Aim: "role" appears in how many lines of the entries? State only the number.

Records to use:
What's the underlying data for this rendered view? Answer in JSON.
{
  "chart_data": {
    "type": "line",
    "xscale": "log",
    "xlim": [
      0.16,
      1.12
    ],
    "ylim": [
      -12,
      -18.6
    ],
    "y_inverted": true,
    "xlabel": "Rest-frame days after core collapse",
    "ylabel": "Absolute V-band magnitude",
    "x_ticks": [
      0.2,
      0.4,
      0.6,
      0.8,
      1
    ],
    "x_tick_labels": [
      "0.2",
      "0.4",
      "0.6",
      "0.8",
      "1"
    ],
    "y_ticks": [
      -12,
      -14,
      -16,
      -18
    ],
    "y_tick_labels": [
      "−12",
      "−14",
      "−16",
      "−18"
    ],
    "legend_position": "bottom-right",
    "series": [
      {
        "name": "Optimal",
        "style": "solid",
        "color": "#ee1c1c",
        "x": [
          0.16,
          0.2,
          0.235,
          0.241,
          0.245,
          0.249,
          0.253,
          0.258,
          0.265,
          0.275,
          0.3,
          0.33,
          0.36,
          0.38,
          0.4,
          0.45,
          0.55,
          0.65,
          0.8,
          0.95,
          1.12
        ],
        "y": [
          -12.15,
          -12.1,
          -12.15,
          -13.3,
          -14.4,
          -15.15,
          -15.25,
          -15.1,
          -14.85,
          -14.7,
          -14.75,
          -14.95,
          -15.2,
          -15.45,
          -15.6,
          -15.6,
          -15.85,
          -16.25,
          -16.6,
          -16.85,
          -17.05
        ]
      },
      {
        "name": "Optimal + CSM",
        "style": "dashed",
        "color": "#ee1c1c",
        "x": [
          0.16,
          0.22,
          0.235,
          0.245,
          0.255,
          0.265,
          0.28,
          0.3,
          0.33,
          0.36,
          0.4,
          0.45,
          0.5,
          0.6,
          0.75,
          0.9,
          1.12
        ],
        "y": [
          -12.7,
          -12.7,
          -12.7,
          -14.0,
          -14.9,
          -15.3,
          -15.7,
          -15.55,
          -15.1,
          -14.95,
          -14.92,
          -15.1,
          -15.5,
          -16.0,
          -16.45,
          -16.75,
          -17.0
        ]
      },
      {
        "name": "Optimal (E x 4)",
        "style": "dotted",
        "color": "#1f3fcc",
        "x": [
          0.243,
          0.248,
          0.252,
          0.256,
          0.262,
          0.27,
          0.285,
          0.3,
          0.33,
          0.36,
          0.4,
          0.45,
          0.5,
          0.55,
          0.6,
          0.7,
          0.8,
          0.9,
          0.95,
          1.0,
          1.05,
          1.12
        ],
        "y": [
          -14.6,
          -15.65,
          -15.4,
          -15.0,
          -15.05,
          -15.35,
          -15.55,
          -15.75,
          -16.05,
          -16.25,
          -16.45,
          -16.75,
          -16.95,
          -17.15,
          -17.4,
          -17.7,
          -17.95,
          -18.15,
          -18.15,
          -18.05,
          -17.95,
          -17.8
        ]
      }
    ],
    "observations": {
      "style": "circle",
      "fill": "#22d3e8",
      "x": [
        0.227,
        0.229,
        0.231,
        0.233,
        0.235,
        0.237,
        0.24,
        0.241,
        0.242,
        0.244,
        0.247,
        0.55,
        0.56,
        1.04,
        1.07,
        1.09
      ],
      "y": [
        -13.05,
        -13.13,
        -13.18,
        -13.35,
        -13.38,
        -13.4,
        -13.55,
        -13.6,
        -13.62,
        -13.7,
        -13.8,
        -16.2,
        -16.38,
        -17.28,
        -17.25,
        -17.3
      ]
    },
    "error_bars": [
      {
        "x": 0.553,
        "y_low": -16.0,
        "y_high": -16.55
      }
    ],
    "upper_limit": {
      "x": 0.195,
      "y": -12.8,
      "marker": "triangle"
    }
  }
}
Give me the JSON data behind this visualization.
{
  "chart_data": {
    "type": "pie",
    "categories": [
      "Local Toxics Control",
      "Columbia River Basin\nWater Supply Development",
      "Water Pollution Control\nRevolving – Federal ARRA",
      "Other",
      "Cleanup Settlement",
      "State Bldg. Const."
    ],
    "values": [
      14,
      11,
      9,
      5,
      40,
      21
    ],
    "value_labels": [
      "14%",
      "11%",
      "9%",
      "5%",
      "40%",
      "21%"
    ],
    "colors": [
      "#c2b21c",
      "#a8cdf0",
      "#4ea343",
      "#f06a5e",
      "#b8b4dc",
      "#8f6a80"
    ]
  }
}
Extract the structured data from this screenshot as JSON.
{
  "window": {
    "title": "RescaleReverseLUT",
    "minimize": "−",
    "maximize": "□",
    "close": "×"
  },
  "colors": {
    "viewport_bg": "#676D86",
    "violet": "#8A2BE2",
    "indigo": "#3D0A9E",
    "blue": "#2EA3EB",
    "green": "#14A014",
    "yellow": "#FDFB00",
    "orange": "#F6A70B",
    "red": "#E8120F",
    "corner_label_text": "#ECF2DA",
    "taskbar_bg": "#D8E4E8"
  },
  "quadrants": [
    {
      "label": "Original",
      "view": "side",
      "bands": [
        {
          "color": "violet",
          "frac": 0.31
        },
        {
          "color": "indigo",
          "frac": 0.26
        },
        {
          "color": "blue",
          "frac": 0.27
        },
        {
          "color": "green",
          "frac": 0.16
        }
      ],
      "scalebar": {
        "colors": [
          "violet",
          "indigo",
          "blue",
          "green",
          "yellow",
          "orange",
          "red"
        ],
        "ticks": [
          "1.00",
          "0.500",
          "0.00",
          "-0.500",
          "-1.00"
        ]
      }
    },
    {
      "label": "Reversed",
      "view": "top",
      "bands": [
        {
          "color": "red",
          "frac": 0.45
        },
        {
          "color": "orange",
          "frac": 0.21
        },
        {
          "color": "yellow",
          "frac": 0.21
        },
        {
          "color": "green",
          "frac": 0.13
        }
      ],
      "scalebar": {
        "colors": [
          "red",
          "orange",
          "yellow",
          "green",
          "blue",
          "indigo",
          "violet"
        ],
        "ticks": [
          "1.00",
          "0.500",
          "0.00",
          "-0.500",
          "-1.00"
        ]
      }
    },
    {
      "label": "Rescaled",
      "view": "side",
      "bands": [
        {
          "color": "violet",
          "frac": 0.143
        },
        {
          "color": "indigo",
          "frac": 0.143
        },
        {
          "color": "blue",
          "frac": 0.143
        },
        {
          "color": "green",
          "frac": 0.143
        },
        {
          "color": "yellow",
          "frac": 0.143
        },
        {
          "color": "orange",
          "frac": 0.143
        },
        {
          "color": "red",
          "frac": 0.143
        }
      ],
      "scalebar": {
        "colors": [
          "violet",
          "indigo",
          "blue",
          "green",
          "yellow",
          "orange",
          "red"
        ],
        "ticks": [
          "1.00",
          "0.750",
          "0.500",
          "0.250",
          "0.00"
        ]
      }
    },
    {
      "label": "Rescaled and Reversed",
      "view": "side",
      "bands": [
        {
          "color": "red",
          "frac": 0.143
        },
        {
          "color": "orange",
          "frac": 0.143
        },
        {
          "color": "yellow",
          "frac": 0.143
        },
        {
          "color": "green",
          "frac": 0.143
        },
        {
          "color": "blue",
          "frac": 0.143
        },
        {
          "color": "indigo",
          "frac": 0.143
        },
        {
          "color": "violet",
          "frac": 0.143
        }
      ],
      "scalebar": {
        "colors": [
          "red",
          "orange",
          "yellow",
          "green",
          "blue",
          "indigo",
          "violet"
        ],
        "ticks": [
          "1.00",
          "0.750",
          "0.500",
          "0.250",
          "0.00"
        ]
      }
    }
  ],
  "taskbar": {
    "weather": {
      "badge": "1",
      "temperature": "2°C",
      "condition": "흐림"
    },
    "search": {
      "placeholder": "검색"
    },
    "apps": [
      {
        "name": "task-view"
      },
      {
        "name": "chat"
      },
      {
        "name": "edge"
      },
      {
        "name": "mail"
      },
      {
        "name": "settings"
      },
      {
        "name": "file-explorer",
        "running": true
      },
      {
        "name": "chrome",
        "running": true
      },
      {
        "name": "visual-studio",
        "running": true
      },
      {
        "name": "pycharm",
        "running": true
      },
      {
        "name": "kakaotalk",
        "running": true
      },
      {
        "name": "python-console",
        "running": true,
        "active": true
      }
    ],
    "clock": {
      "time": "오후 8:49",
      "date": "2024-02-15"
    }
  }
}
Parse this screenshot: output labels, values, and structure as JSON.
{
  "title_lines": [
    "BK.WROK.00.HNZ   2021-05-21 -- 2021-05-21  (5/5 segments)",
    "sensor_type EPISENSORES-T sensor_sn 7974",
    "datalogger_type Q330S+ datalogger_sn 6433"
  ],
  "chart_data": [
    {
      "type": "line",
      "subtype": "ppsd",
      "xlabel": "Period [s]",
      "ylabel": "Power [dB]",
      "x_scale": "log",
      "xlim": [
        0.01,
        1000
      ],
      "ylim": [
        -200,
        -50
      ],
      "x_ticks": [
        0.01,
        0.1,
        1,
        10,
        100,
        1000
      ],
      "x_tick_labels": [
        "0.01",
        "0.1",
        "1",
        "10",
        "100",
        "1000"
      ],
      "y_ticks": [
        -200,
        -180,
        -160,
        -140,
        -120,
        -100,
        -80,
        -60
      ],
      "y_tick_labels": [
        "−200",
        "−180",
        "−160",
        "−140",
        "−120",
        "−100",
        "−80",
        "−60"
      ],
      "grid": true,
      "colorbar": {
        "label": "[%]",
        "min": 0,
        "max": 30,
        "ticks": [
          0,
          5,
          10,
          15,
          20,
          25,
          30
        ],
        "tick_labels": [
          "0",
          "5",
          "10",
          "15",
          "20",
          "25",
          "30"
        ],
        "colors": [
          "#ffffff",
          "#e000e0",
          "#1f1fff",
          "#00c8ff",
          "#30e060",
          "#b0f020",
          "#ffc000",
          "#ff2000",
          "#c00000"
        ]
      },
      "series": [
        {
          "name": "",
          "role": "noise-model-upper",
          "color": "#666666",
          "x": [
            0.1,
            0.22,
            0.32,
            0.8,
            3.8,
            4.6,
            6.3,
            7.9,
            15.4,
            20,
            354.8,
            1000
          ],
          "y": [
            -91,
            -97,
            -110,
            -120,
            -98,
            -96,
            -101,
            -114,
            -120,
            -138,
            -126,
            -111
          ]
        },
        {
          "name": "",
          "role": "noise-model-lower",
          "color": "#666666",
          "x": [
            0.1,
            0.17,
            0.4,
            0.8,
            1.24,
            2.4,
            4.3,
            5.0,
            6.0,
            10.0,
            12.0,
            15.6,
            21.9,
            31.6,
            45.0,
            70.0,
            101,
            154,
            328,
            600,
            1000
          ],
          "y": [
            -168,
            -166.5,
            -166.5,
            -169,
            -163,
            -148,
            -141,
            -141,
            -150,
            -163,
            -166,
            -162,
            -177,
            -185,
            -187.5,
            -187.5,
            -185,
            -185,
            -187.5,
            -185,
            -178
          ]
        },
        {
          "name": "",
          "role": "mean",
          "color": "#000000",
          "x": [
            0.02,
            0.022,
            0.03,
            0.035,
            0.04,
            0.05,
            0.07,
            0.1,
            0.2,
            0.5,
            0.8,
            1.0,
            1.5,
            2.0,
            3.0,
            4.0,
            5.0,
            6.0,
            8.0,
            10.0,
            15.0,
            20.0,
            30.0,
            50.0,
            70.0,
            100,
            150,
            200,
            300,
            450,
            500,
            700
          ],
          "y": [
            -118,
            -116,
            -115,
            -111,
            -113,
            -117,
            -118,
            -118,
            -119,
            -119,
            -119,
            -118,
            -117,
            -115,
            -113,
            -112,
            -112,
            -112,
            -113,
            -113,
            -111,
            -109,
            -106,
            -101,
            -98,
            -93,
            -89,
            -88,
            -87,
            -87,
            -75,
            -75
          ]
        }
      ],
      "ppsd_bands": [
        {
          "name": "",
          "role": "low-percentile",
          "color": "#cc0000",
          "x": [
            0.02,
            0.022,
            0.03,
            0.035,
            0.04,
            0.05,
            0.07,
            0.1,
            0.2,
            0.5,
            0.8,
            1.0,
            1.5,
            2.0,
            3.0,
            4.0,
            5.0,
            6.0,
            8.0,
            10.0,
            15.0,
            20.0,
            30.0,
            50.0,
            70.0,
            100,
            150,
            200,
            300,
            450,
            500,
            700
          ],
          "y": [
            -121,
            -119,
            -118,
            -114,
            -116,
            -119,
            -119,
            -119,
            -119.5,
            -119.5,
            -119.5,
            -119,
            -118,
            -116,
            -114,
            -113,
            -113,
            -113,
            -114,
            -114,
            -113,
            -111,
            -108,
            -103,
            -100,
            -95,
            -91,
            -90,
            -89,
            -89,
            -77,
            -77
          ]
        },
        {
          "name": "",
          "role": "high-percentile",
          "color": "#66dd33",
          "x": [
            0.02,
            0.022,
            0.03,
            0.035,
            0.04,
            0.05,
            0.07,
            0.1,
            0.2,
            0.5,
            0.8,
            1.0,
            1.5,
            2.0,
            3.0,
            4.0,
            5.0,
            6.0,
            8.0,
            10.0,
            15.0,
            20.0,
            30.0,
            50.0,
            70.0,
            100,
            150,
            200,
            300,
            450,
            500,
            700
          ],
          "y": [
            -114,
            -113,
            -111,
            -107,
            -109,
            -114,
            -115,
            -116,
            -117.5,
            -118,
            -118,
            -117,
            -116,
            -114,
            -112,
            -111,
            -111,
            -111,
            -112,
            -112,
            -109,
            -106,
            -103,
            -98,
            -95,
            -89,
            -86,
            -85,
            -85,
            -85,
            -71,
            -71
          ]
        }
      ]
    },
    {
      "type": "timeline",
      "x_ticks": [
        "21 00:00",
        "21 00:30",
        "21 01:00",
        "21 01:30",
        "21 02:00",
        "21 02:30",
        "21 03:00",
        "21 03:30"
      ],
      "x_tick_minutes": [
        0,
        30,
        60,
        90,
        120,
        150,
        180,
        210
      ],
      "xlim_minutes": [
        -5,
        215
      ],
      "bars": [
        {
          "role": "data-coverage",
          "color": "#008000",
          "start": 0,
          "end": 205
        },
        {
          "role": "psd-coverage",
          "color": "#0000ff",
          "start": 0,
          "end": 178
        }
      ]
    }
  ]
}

In response: 7